◆ Obiettivo del compito
Riesci a ricopiare identiche tutte le righe dell'elenco qui sotto, omettendo le immagini?

◆ Dati di partenza

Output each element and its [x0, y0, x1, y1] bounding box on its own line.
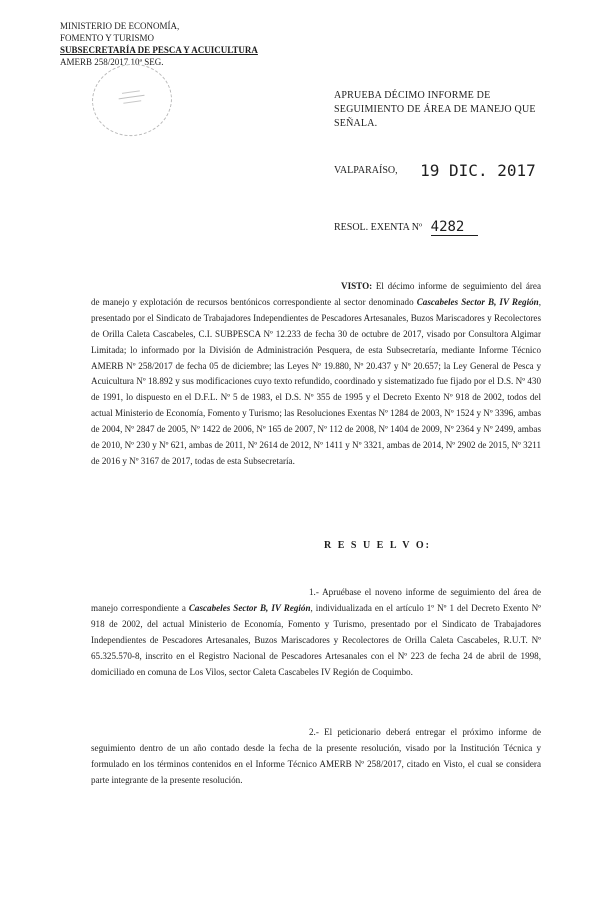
visto-sector: Cascabeles Sector B, IV Región: [416, 296, 539, 307]
article-1-sector: Cascabeles Sector B, IV Región: [188, 602, 311, 613]
header-ministry-sub: FOMENTO Y TURISMO: [60, 33, 155, 43]
visto-label: VISTO:: [341, 281, 373, 291]
article-2: [91, 725, 541, 789]
resuelvo-heading: R E S U E L V O:: [324, 540, 431, 551]
article-1-text-1: 1.- Apruébase el noveno informe de seguimiento del área de manejo correspondiente a: [91, 587, 541, 613]
visto-text-1: El décimo informe de seguimiento del área de manejo y explotación de recursos bentónicos correspondiente al sector denominado: [91, 281, 541, 307]
article-2-text: 2.- El peticionario deberá entregar el próximo informe de seguimiento dentro de un año contado desde la fecha de la presente resolución, visado por la Institución Técnica y formulado en los términos contenidos en el Informe Técnico AMERB Nº 258/2017, citado en Visto, el cual se considera parte integrante de la presente resolución.: [91, 727, 541, 785]
header-ministry: MINISTERIO DE ECONOMÍA,: [60, 21, 180, 31]
header-reference: AMERB 258/2017 10ª SEG.: [60, 57, 164, 67]
resolution-number-line: [334, 218, 478, 234]
visto-text-2: , presentado por el Sindicato de Trabajadores Independientes de Pescadores Artesanales, Buzos Mariscadores y Recolectores de Orilla Caleta Cascabeles, C.I. SUBPESCA Nº 12.233 de fecha 30 de octubre de 2017, visado por Consultora Algimar Limitada; lo informado por la División de Administración Pesquera, de esta Subsecretaría, mediante Informe Técnico AMERB Nº 258/2017 de fecha 05 de diciembre; las Leyes Nº 19.880, Nº 20.437 y Nº 20.657; la Ley General de Pesca y Acuicultura Nº 18.892 y sus modificaciones cuyo texto refundido, coordinado y sistematizado fue fijado por el D.S. Nº 430 de 1991, lo dispuesto en el D.F.L. Nº 5 de 1983, el D.S. Nº 355 de 1995 y el Decreto Exento Nº 918 de 2002, todos del actual Ministerio de Economía, Fomento y Turismo; las Resoluciones Exentas Nº 1284 de 2003, Nº 1524 y Nº 3396, ambas de 2004, Nº 2847 de 2005, Nº 1422 de 2006, Nº 165 de 2007, Nº 112 de 2008, Nº 1404 de 2009, Nº 2364 y Nº 2499, ambas de 2010, Nº 230 y Nº 621, ambas de 2011, Nº 2614 de 2012, Nº 1411 y Nº 3321, ambas de 2014, Nº 2902 de 2015, Nº 3211 de 2016 y Nº 3167 de 2017, todas de esta Subsecretaría.: [91, 296, 541, 466]
official-seal-stamp: [87, 59, 176, 141]
article-1: [91, 585, 541, 680]
resolution-label: RESOL. EXENTA Nº: [334, 222, 423, 233]
visto-paragraph: [91, 279, 541, 470]
date-stamp: 19 DIC. 2017: [420, 161, 536, 180]
place: VALPARAÍSO,: [334, 165, 398, 176]
place-date: [334, 158, 536, 180]
header-subsecretaria: SUBSECRETARÍA DE PESCA Y ACUICULTURA: [60, 45, 258, 55]
resolution-number: 4282: [431, 219, 479, 236]
article-1-text-2: , individualizada en el artículo 1º Nº 1 del Decreto Exento Nº 918 de 2002, del actual Ministerio de Economía, Fomento y Turismo, presentado por el Sindicato de Trabajadores Independientes de Pescadores Artesanales, Buzos Mariscadores y Recolectores de Orilla Caleta Cascabeles, R.U.T. Nº 65.325.570-8, inscrito en el Registro Nacional de Pescadores Artesanales con el Nº 223 de fecha 24 de abril de 1998, domiciliado en comuna de Los Vilos, sector Caleta Cascabeles IV Región de Coquimbo.: [91, 602, 541, 677]
seal-icon: [115, 85, 147, 109]
resolution-topic: APRUEBA DÉCIMO INFORME DE SEGUIMIENTO DE ÁREA DE MANEJO QUE SEÑALA.: [334, 90, 536, 129]
ministry-header: [60, 20, 258, 68]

◆ Soluzione proposta
Output each element and its [x0, y0, x1, y1] bounding box on its own line.
visto-sector: Cascabeles Sector B, IV Región: [416, 296, 539, 307]
article-1-sector: Cascabeles Sector B, IV Región: [188, 602, 311, 613]
header-ministry-sub: FOMENTO Y TURISMO: [60, 33, 155, 43]
visto-label: VISTO:: [341, 281, 373, 291]
article-2: [91, 725, 541, 789]
resuelvo-heading: R E S U E L V O:: [324, 540, 431, 551]
article-1-text-1: 1.- Apruébase el noveno informe de seguimiento del área de manejo correspondiente a: [91, 587, 541, 613]
visto-text-1: El décimo informe de seguimiento del área de manejo y explotación de recursos bentónicos correspondiente al sector denominado: [91, 281, 541, 307]
article-2-text: 2.- El peticionario deberá entregar el próximo informe de seguimiento dentro de un año contado desde la fecha de la presente resolución, visado por la Institución Técnica y formulado en los términos contenidos en el Informe Técnico AMERB Nº 258/2017, citado en Visto, el cual se considera parte integrante de la presente resolución.: [91, 727, 541, 785]
header-ministry: MINISTERIO DE ECONOMÍA,: [60, 21, 180, 31]
header-reference: AMERB 258/2017 10ª SEG.: [60, 57, 164, 67]
resolution-number-line: [334, 218, 478, 234]
visto-text-2: , presentado por el Sindicato de Trabajadores Independientes de Pescadores Artesanales, Buzos Mariscadores y Recolectores de Orilla Caleta Cascabeles, C.I. SUBPESCA Nº 12.233 de fecha 30 de octubre de 2017, visado por Consultora Algimar Limitada; lo informado por la División de Administración Pesquera, de esta Subsecretaría, mediante Informe Técnico AMERB Nº 258/2017 de fecha 05 de diciembre; las Leyes Nº 19.880, Nº 20.437 y Nº 20.657; la Ley General de Pesca y Acuicultura Nº 18.892 y sus modificaciones cuyo texto refundido, coordinado y sistematizado fue fijado por el D.S. Nº 430 de 1991, lo dispuesto en el D.F.L. Nº 5 de 1983, el D.S. Nº 355 de 1995 y el Decreto Exento Nº 918 de 2002, todos del actual Ministerio de Economía, Fomento y Turismo; las Resoluciones Exentas Nº 1284 de 2003, Nº 1524 y Nº 3396, ambas de 2004, Nº 2847 de 2005, Nº 1422 de 2006, Nº 165 de 2007, Nº 112 de 2008, Nº 1404 de 2009, Nº 2364 y Nº 2499, ambas de 2010, Nº 230 y Nº 621, ambas de 2011, Nº 2614 de 2012, Nº 1411 y Nº 3321, ambas de 2014, Nº 2902 de 2015, Nº 3211 de 2016 y Nº 3167 de 2017, todas de esta Subsecretaría.: [91, 296, 541, 466]
official-seal-stamp: [87, 59, 176, 141]
article-1: [91, 585, 541, 680]
resolution-label: RESOL. EXENTA Nº: [334, 222, 423, 233]
visto-paragraph: [91, 279, 541, 470]
date-stamp: 19 DIC. 2017: [420, 161, 536, 180]
place: VALPARAÍSO,: [334, 165, 398, 176]
place-date: [334, 158, 536, 180]
header-subsecretaria: SUBSECRETARÍA DE PESCA Y ACUICULTURA: [60, 45, 258, 55]
resolution-number: 4282: [431, 219, 479, 236]
article-1-text-2: , individualizada en el artículo 1º Nº 1 del Decreto Exento Nº 918 de 2002, del actual Ministerio de Economía, Fomento y Turismo, presentado por el Sindicato de Trabajadores Independientes de Pescadores Artesanales, Buzos Mariscadores y Recolectores de Orilla Caleta Cascabeles, R.U.T. Nº 65.325.570-8, inscrito en el Registro Nacional de Pescadores Artesanales con el Nº 223 de fecha 24 de abril de 1998, domiciliado en comuna de Los Vilos, sector Caleta Cascabeles IV Región de Coquimbo.: [91, 602, 541, 677]
seal-icon: [115, 85, 147, 109]
resolution-topic: APRUEBA DÉCIMO INFORME DE SEGUIMIENTO DE ÁREA DE MANEJO QUE SEÑALA.: [334, 90, 536, 129]
ministry-header: [60, 20, 258, 68]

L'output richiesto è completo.